▶ What to produce:
Copy the records word for word, from the first line through the line that contains "data-label-no: 55 (175, 93, 190, 106)", including both.

▶ Exercise inputs:
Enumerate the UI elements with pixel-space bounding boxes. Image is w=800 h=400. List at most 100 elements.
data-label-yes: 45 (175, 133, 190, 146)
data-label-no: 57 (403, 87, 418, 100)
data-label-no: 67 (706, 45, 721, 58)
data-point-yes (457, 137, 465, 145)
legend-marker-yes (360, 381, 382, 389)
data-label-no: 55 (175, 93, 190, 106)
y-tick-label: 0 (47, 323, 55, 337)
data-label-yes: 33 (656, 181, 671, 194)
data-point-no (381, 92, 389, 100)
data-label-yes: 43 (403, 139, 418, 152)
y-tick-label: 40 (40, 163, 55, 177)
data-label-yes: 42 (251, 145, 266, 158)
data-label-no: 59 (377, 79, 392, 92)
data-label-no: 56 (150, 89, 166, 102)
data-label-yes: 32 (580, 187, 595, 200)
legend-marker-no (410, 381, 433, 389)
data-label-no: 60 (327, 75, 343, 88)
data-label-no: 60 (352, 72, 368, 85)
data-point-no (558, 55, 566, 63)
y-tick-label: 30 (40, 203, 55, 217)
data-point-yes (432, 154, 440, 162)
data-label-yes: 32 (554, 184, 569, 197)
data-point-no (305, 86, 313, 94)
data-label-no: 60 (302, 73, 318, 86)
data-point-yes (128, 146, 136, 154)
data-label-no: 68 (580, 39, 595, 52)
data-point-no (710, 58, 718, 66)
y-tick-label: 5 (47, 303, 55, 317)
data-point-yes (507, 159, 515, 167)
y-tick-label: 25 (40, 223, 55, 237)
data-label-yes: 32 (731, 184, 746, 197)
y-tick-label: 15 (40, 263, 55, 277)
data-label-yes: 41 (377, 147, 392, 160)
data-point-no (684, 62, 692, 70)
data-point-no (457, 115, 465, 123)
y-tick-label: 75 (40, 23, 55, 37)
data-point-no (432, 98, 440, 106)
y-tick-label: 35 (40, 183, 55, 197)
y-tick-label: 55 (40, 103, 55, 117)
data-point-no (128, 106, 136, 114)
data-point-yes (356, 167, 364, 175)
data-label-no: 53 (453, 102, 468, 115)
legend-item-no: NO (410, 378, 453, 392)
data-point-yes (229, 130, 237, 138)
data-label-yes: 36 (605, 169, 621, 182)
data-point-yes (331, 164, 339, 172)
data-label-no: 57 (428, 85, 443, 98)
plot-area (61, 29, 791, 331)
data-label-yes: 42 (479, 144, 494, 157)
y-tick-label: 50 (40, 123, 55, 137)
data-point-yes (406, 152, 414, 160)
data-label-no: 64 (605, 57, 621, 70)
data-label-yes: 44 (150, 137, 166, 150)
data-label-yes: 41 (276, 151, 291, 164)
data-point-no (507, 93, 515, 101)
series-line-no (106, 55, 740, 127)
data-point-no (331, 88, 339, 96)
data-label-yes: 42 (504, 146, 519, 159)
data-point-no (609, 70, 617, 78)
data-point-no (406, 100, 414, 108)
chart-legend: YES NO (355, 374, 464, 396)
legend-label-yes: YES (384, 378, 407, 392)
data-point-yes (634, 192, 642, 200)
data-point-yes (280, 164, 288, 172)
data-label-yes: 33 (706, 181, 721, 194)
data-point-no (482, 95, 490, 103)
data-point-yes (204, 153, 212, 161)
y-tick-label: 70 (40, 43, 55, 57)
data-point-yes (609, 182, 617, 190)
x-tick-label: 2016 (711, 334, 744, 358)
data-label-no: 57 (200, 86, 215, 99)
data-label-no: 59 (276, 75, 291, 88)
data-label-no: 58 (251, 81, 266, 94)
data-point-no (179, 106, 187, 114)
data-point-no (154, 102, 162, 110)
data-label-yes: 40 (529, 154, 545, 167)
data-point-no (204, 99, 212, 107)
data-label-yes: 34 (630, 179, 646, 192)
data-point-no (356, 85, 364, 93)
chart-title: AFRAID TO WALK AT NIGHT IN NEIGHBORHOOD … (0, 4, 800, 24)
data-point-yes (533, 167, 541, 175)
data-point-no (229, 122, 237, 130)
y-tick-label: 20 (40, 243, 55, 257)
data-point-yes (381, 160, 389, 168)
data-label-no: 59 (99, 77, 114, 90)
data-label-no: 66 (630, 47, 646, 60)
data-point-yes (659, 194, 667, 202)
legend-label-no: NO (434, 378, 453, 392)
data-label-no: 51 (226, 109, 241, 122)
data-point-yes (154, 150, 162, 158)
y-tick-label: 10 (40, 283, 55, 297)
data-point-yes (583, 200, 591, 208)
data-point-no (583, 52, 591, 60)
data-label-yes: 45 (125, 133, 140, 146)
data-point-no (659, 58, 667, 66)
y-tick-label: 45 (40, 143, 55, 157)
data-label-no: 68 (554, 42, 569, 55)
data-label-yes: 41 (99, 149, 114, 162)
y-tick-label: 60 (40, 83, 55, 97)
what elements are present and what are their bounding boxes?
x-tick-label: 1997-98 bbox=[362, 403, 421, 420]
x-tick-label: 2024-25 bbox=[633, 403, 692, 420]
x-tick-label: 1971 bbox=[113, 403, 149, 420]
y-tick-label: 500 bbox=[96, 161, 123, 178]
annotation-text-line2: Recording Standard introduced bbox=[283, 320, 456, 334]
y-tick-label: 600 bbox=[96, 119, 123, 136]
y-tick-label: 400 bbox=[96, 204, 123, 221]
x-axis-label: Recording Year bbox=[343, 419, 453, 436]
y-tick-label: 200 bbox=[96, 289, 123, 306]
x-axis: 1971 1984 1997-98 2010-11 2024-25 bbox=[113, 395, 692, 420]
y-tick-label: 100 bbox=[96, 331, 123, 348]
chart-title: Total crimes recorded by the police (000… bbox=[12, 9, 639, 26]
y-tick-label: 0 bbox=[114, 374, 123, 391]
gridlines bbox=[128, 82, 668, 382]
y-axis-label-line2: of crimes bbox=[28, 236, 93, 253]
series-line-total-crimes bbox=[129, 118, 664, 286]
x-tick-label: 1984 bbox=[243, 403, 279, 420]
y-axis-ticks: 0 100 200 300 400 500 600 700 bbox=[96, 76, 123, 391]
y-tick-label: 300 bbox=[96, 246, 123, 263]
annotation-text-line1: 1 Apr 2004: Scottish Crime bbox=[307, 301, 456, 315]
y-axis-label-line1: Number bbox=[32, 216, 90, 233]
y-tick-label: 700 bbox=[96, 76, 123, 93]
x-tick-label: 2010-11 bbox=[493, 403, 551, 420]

▶ The solution:
Enumerate the UI elements with pixel-space bounding boxes. Image is w=800 h=400. List at most 100 elements.
data-label-yes: 45 (175, 133, 190, 146)
data-label-no: 57 (403, 87, 418, 100)
data-label-no: 67 (706, 45, 721, 58)
data-point-yes (457, 137, 465, 145)
legend-marker-yes (360, 381, 382, 389)
data-label-no: 55 (175, 93, 190, 106)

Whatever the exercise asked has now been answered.